Dataset excerpts:
>>>>>

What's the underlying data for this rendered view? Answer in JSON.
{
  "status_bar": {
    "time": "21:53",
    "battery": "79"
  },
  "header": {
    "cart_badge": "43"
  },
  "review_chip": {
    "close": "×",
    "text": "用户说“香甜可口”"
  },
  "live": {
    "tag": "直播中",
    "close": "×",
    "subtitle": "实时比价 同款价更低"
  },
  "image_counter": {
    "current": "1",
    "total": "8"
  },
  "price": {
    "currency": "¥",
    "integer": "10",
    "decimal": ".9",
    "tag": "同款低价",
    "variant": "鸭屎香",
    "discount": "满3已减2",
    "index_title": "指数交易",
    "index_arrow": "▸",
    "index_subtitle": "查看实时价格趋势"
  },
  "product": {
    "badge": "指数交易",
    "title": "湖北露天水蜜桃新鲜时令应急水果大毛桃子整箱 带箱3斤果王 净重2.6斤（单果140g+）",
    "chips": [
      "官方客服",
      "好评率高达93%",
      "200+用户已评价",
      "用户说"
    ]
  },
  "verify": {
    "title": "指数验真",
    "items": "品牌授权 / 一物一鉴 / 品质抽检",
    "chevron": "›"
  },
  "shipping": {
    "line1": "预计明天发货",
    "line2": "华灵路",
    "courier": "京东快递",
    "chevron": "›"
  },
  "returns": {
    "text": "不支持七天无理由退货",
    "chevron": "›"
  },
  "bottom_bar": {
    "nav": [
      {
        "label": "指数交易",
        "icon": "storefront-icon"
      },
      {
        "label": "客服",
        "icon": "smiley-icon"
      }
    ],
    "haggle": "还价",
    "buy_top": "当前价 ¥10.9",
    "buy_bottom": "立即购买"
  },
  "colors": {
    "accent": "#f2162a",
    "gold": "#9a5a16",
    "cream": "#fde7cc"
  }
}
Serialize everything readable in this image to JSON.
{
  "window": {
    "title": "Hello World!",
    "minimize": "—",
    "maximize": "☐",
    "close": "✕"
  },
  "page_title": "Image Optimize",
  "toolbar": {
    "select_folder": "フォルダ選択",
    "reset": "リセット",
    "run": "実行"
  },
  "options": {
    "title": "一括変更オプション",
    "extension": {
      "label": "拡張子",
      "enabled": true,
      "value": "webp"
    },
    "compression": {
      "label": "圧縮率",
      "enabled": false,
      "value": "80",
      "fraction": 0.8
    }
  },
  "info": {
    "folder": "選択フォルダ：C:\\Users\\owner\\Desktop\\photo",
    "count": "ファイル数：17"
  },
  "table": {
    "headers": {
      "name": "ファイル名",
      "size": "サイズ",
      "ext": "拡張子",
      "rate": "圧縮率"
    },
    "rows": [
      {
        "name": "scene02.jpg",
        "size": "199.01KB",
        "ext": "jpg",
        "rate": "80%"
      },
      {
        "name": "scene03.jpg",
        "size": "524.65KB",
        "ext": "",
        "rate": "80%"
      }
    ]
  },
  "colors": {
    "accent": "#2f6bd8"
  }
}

<<<<<

**What this task involves**.
Repeat, character for character, the lines from the one that holds "Serialize everything readable" to the final line of the material, inclusive, and no other lines.

**Exercise response**.
Serialize everything readable in this image to JSON.
{
  "window": {
    "title": "Hello World!",
    "minimize": "—",
    "maximize": "☐",
    "close": "✕"
  },
  "page_title": "Image Optimize",
  "toolbar": {
    "select_folder": "フォルダ選択",
    "reset": "リセット",
    "run": "実行"
  },
  "options": {
    "title": "一括変更オプション",
    "extension": {
      "label": "拡張子",
      "enabled": true,
      "value": "webp"
    },
    "compression": {
      "label": "圧縮率",
      "enabled": false,
      "value": "80",
      "fraction": 0.8
    }
  },
  "info": {
    "folder": "選択フォルダ：C:\\Users\\owner\\Desktop\\photo",
    "count": "ファイル数：17"
  },
  "table": {
    "headers": {
      "name": "ファイル名",
      "size": "サイズ",
      "ext": "拡張子",
      "rate": "圧縮率"
    },
    "rows": [
      {
        "name": "scene02.jpg",
        "size": "199.01KB",
        "ext": "jpg",
        "rate": "80%"
      },
      {
        "name": "scene03.jpg",
        "size": "524.65KB",
        "ext": "",
        "rate": "80%"
      }
    ]
  },
  "colors": {
    "accent": "#2f6bd8"
  }
}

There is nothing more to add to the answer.